- _TASK_
Show every line of the records below that contains the word "Kommentar".

- _ITEMS_

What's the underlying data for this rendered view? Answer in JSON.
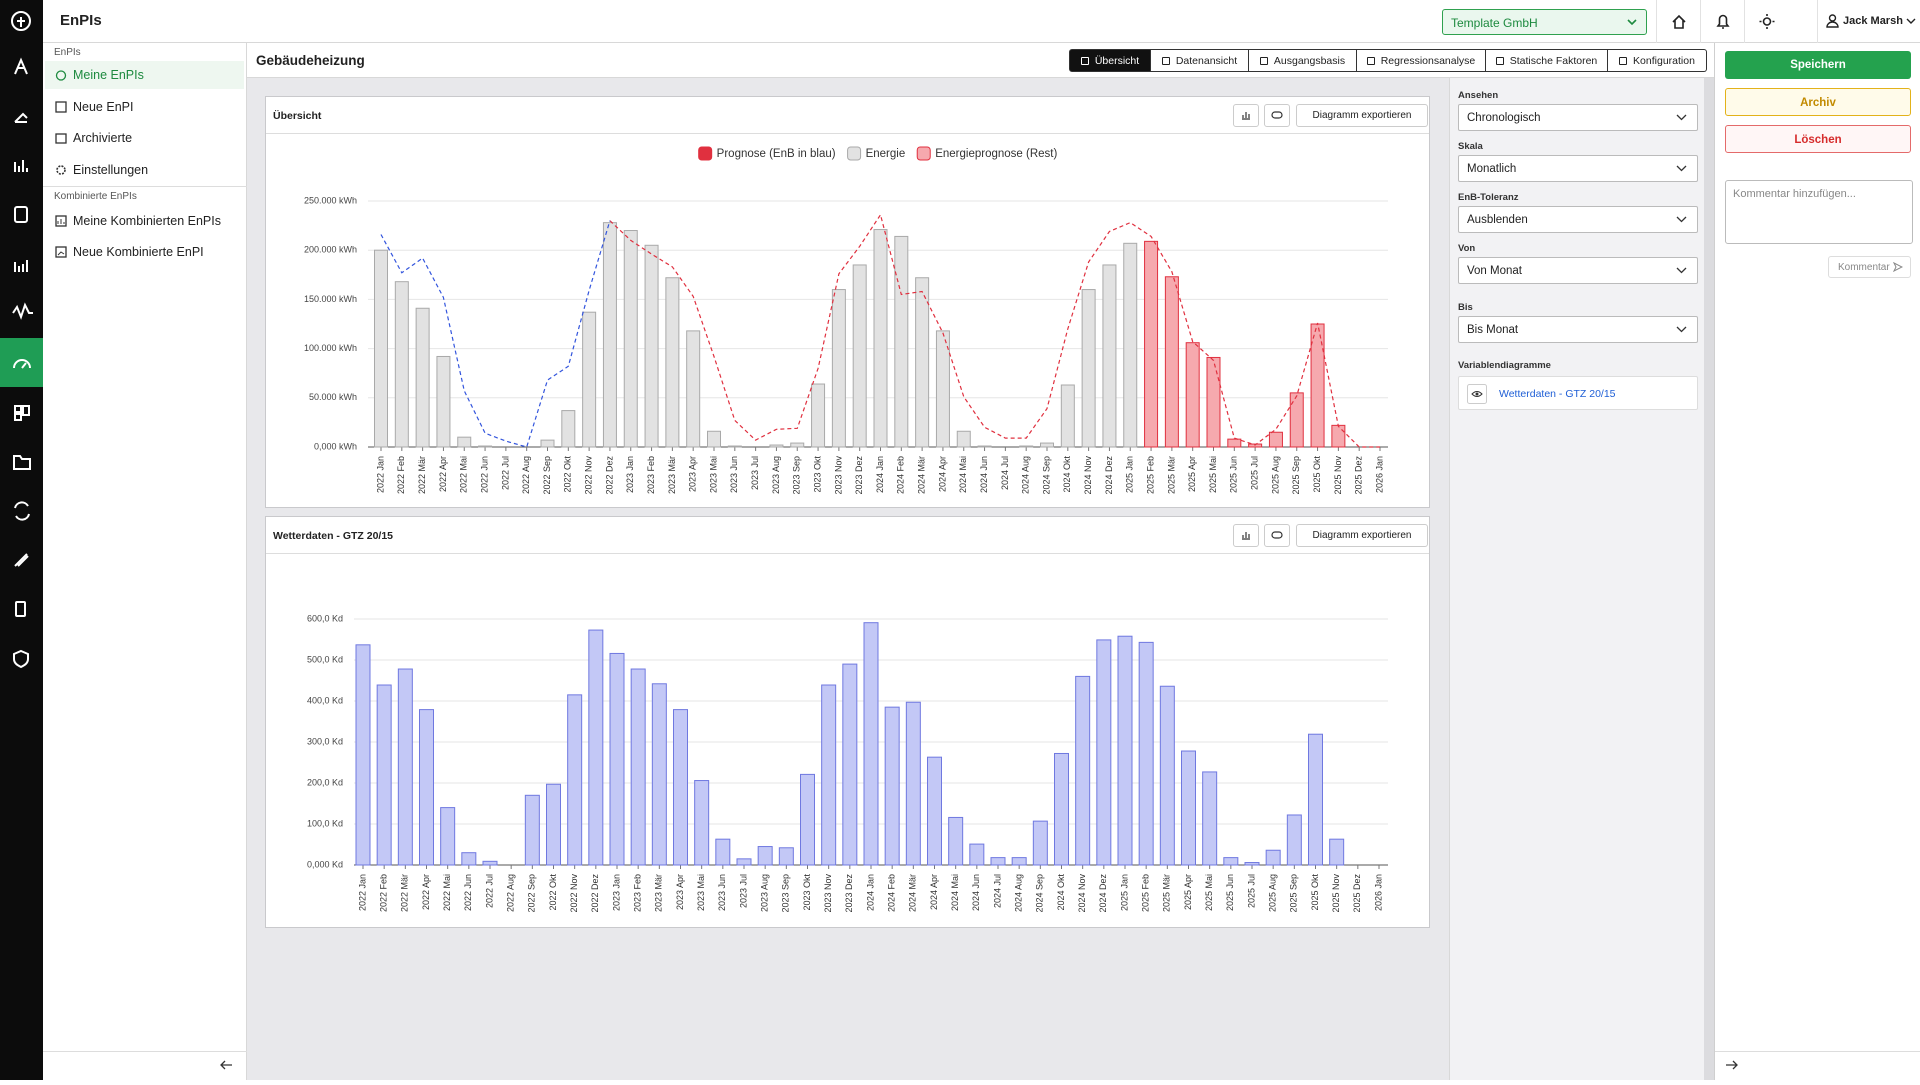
{
  "app": {
    "title": "EnPIs",
    "company": "Template GmbH",
    "user": "Jack Marsh"
  },
  "nav": {
    "sections": [
      {
        "title": "EnPIs",
        "items": [
          "Meine EnPIs",
          "Neue EnPI",
          "Archivierte",
          "Einstellungen"
        ]
      },
      {
        "title": "Kombinierte EnPIs",
        "items": [
          "Meine Kombinierten EnPIs",
          "Neue Kombinierte EnPI"
        ]
      }
    ]
  },
  "page": {
    "title": "Gebäudeheizung",
    "tabs": [
      "Übersicht",
      "Datenansicht",
      "Ausgangsbasis",
      "Regressionsanalyse",
      "Statische Faktoren",
      "Konfiguration"
    ]
  },
  "export_button": "Diagramm exportieren",
  "filters": [
    {
      "label": "Ansehen",
      "value": "Chronologisch"
    },
    {
      "label": "Skala",
      "value": "Monatlich"
    },
    {
      "label": "EnB-Toleranz",
      "value": "Ausblenden"
    },
    {
      "label": "Von",
      "value": "Von Monat"
    },
    {
      "label": "Bis",
      "value": "Bis Monat"
    }
  ],
  "variable_charts": {
    "label": "Variablendiagramme",
    "items": [
      "Wetterdaten - GTZ 20/15"
    ]
  },
  "actions": {
    "save": "Speichern",
    "archive": "Archiv",
    "delete": "Löschen",
    "comment_placeholder": "Kommentar hinzufügen...",
    "comment_button": "Kommentar"
  },
  "chart_data": [
    {
      "type": "bar",
      "title": "Übersicht",
      "legend": "top",
      "grid": true,
      "categories": [
        "2022 Jan",
        "2022 Feb",
        "2022 Mär",
        "2022 Apr",
        "2022 Mai",
        "2022 Jun",
        "2022 Jul",
        "2022 Aug",
        "2022 Sep",
        "2022 Okt",
        "2022 Nov",
        "2022 Dez",
        "2023 Jan",
        "2023 Feb",
        "2023 Mär",
        "2023 Apr",
        "2023 Mai",
        "2023 Jun",
        "2023 Jul",
        "2023 Aug",
        "2023 Sep",
        "2023 Okt",
        "2023 Nov",
        "2023 Dez",
        "2024 Jan",
        "2024 Feb",
        "2024 Mär",
        "2024 Apr",
        "2024 Mai",
        "2024 Jun",
        "2024 Jul",
        "2024 Aug",
        "2024 Sep",
        "2024 Okt",
        "2024 Nov",
        "2024 Dez",
        "2025 Jan",
        "2025 Feb",
        "2025 Mär",
        "2025 Apr",
        "2025 Mai",
        "2025 Jun",
        "2025 Jul",
        "2025 Aug",
        "2025 Sep",
        "2025 Okt",
        "2025 Nov",
        "2025 Dez",
        "2026 Jan"
      ],
      "ylim": [
        0,
        250000
      ],
      "yticks": [
        {
          "value": 0,
          "label": "0,000 kWh"
        },
        {
          "value": 50000,
          "label": "50.000 kWh"
        },
        {
          "value": 100000,
          "label": "100.000 kWh"
        },
        {
          "value": 150000,
          "label": "150.000 kWh"
        },
        {
          "value": 200000,
          "label": "200.000 kWh"
        },
        {
          "value": 250000,
          "label": "250.000 kWh"
        }
      ],
      "series": [
        {
          "name": "Prognose (EnB in blau)",
          "type": "line",
          "dashed": true,
          "color": "#e0303f",
          "fill": "#e0303f",
          "values": [
            null,
            null,
            null,
            null,
            null,
            null,
            null,
            null,
            null,
            null,
            null,
            230000,
            210000,
            196000,
            183000,
            153000,
            92000,
            27000,
            7000,
            18000,
            19000,
            80000,
            176000,
            204000,
            236000,
            155000,
            158000,
            116000,
            51000,
            20000,
            9000,
            9000,
            39000,
            120000,
            188000,
            219000,
            228000,
            214000,
            178000,
            107000,
            88000,
            9000,
            2000,
            18000,
            52000,
            126000,
            21000,
            0,
            0
          ]
        },
        {
          "name": "Energie",
          "type": "bar",
          "color": "#a9a9a9",
          "fill": "#e2e2e2",
          "values": [
            200000,
            168000,
            141000,
            92000,
            10000,
            1000,
            0,
            0,
            7000,
            37000,
            137000,
            228000,
            220000,
            205000,
            172000,
            118000,
            16000,
            1000,
            0,
            2000,
            4000,
            64000,
            160000,
            185000,
            221000,
            214000,
            172000,
            118000,
            16000,
            1000,
            0,
            1000,
            4000,
            63000,
            160000,
            185000,
            207000,
            null,
            null,
            null,
            null,
            null,
            null,
            null,
            null,
            null,
            null,
            null,
            null
          ]
        },
        {
          "name": "Energieprognose (Rest)",
          "type": "bar",
          "color": "#e0303f",
          "fill": "#f6a9ae",
          "values": [
            null,
            null,
            null,
            null,
            null,
            null,
            null,
            null,
            null,
            null,
            null,
            null,
            null,
            null,
            null,
            null,
            null,
            null,
            null,
            null,
            null,
            null,
            null,
            null,
            null,
            null,
            null,
            null,
            null,
            null,
            null,
            null,
            null,
            null,
            null,
            null,
            null,
            209000,
            173000,
            106000,
            91000,
            8000,
            3000,
            15000,
            55000,
            125000,
            22000,
            0,
            0
          ]
        },
        {
          "type": "line",
          "dashed": true,
          "color": "#3355dd",
          "values": [
            216000,
            177000,
            192000,
            152000,
            57000,
            14000,
            6000,
            0,
            68000,
            82000,
            159000,
            230000,
            null,
            null,
            null,
            null,
            null,
            null,
            null,
            null,
            null,
            null,
            null,
            null,
            null,
            null,
            null,
            null,
            null,
            null,
            null,
            null,
            null,
            null,
            null,
            null,
            null,
            null,
            null,
            null,
            null,
            null,
            null,
            null,
            null,
            null,
            null,
            null,
            null
          ]
        }
      ]
    },
    {
      "type": "bar",
      "title": "Wetterdaten - GTZ 20/15",
      "grid": true,
      "categories": [
        "2022 Jan",
        "2022 Feb",
        "2022 Mär",
        "2022 Apr",
        "2022 Mai",
        "2022 Jun",
        "2022 Jul",
        "2022 Aug",
        "2022 Sep",
        "2022 Okt",
        "2022 Nov",
        "2022 Dez",
        "2023 Jan",
        "2023 Feb",
        "2023 Mär",
        "2023 Apr",
        "2023 Mai",
        "2023 Jun",
        "2023 Jul",
        "2023 Aug",
        "2023 Sep",
        "2023 Okt",
        "2023 Nov",
        "2023 Dez",
        "2024 Jan",
        "2024 Feb",
        "2024 Mär",
        "2024 Apr",
        "2024 Mai",
        "2024 Jun",
        "2024 Jul",
        "2024 Aug",
        "2024 Sep",
        "2024 Okt",
        "2024 Nov",
        "2024 Dez",
        "2025 Jan",
        "2025 Feb",
        "2025 Mär",
        "2025 Apr",
        "2025 Mai",
        "2025 Jun",
        "2025 Jul",
        "2025 Aug",
        "2025 Sep",
        "2025 Okt",
        "2025 Nov",
        "2025 Dez",
        "2026 Jan"
      ],
      "ylim": [
        0,
        600
      ],
      "yticks": [
        {
          "value": 0,
          "label": "0,000 Kd"
        },
        {
          "value": 100,
          "label": "100,0 Kd"
        },
        {
          "value": 200,
          "label": "200,0 Kd"
        },
        {
          "value": 300,
          "label": "300,0 Kd"
        },
        {
          "value": 400,
          "label": "400,0 Kd"
        },
        {
          "value": 500,
          "label": "500,0 Kd"
        },
        {
          "value": 600,
          "label": "600,0 Kd"
        }
      ],
      "series": [
        {
          "type": "bar",
          "color": "#6f78e0",
          "fill": "#c3c8f6",
          "values": [
            537,
            439,
            478,
            379,
            140,
            30,
            9,
            0,
            170,
            197,
            415,
            573,
            516,
            478,
            442,
            379,
            206,
            63,
            15,
            45,
            42,
            221,
            439,
            490,
            591,
            385,
            397,
            263,
            116,
            51,
            18,
            18,
            107,
            272,
            460,
            549,
            558,
            543,
            436,
            278,
            227,
            18,
            6,
            36,
            122,
            319,
            63,
            null,
            null
          ]
        }
      ]
    }
  ]
}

- _SOLUTION_
    "comment_placeholder": "Kommentar hinzufügen...",
    "comment_button": "Kommentar"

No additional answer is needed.